■ TASK DETAILS
Copy every record below exactly.

(Dataset excerpt)
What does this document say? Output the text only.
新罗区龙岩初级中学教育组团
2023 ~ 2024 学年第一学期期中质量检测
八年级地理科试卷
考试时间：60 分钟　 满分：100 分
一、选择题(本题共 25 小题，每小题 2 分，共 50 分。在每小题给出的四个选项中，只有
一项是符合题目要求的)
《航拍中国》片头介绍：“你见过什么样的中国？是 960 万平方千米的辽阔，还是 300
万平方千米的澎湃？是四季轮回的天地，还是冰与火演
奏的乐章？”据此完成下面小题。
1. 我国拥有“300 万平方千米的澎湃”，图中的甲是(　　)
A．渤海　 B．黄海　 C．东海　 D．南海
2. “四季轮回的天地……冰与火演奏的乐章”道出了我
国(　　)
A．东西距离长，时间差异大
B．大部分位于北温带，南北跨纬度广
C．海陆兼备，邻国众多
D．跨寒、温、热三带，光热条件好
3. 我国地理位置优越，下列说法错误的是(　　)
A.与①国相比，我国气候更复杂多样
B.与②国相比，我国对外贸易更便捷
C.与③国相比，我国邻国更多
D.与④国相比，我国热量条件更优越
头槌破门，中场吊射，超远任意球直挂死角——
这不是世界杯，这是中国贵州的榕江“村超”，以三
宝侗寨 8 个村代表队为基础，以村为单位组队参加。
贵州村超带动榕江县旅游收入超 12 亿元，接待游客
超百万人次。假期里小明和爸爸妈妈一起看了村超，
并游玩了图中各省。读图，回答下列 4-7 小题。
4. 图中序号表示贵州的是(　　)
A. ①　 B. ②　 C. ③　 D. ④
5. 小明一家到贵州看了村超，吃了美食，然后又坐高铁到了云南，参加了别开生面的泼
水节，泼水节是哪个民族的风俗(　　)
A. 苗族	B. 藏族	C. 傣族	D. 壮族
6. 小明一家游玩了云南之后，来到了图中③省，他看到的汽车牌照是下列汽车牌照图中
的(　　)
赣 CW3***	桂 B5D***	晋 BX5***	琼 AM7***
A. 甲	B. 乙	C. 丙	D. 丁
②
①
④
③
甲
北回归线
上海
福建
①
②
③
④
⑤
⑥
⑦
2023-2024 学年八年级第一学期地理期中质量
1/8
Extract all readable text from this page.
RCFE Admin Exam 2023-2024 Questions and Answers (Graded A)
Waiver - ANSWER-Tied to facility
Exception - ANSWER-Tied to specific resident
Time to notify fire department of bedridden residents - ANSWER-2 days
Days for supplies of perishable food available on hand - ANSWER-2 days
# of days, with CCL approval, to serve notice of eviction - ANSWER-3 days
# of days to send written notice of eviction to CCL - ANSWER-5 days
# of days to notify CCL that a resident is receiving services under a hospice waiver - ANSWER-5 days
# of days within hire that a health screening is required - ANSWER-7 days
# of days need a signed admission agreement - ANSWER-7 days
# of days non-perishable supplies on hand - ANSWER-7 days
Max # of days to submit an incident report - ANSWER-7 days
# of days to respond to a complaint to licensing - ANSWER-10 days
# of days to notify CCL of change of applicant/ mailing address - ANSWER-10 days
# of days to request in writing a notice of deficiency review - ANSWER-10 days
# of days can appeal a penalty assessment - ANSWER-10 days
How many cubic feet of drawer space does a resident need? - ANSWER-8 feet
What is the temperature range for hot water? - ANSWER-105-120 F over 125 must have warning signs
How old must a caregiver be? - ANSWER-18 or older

■ ANSWER TO THIS TASK
What does this document say? Output the text only.
新罗区龙岩初级中学教育组团
2023 ~ 2024 学年第一学期期中质量检测
八年级地理科试卷
考试时间：60 分钟　 满分：100 分
一、选择题(本题共 25 小题，每小题 2 分，共 50 分。在每小题给出的四个选项中，只有
一项是符合题目要求的)
《航拍中国》片头介绍：“你见过什么样的中国？是 960 万平方千米的辽阔，还是 300
万平方千米的澎湃？是四季轮回的天地，还是冰与火演
奏的乐章？”据此完成下面小题。
1. 我国拥有“300 万平方千米的澎湃”，图中的甲是(　　)
A．渤海　 B．黄海　 C．东海　 D．南海
2. “四季轮回的天地……冰与火演奏的乐章”道出了我
国(　　)
A．东西距离长，时间差异大
B．大部分位于北温带，南北跨纬度广
C．海陆兼备，邻国众多
D．跨寒、温、热三带，光热条件好
3. 我国地理位置优越，下列说法错误的是(　　)
A.与①国相比，我国气候更复杂多样
B.与②国相比，我国对外贸易更便捷
C.与③国相比，我国邻国更多
D.与④国相比，我国热量条件更优越
头槌破门，中场吊射，超远任意球直挂死角——
这不是世界杯，这是中国贵州的榕江“村超”，以三
宝侗寨 8 个村代表队为基础，以村为单位组队参加。
贵州村超带动榕江县旅游收入超 12 亿元，接待游客
超百万人次。假期里小明和爸爸妈妈一起看了村超，
并游玩了图中各省。读图，回答下列 4-7 小题。
4. 图中序号表示贵州的是(　　)
A. ①　 B. ②　 C. ③　 D. ④
5. 小明一家到贵州看了村超，吃了美食，然后又坐高铁到了云南，参加了别开生面的泼
水节，泼水节是哪个民族的风俗(　　)
A. 苗族	B. 藏族	C. 傣族	D. 壮族
6. 小明一家游玩了云南之后，来到了图中③省，他看到的汽车牌照是下列汽车牌照图中
的(　　)
赣 CW3***	桂 B5D***	晋 BX5***	琼 AM7***
A. 甲	B. 乙	C. 丙	D. 丁
②
①
④
③
甲
北回归线
上海
福建
①
②
③
④
⑤
⑥
⑦
2023-2024 学年八年级第一学期地理期中质量
1/8
Extract all readable text from this page.
RCFE Admin Exam 2023-2024 Questions and Answers (Graded A)
Waiver - ANSWER-Tied to facility
Exception - ANSWER-Tied to specific resident
Time to notify fire department of bedridden residents - ANSWER-2 days
Days for supplies of perishable food available on hand - ANSWER-2 days
# of days, with CCL approval, to serve notice of eviction - ANSWER-3 days
# of days to send written notice of eviction to CCL - ANSWER-5 days
# of days to notify CCL that a resident is receiving services under a hospice waiver - ANSWER-5 days
# of days within hire that a health screening is required - ANSWER-7 days
# of days need a signed admission agreement - ANSWER-7 days
# of days non-perishable supplies on hand - ANSWER-7 days
Max # of days to submit an incident report - ANSWER-7 days
# of days to respond to a complaint to licensing - ANSWER-10 days
# of days to notify CCL of change of applicant/ mailing address - ANSWER-10 days
# of days to request in writing a notice of deficiency review - ANSWER-10 days
# of days can appeal a penalty assessment - ANSWER-10 days
How many cubic feet of drawer space does a resident need? - ANSWER-8 feet
What is the temperature range for hot water? - ANSWER-105-120 F over 125 must have warning signs
How old must a caregiver be? - ANSWER-18 or older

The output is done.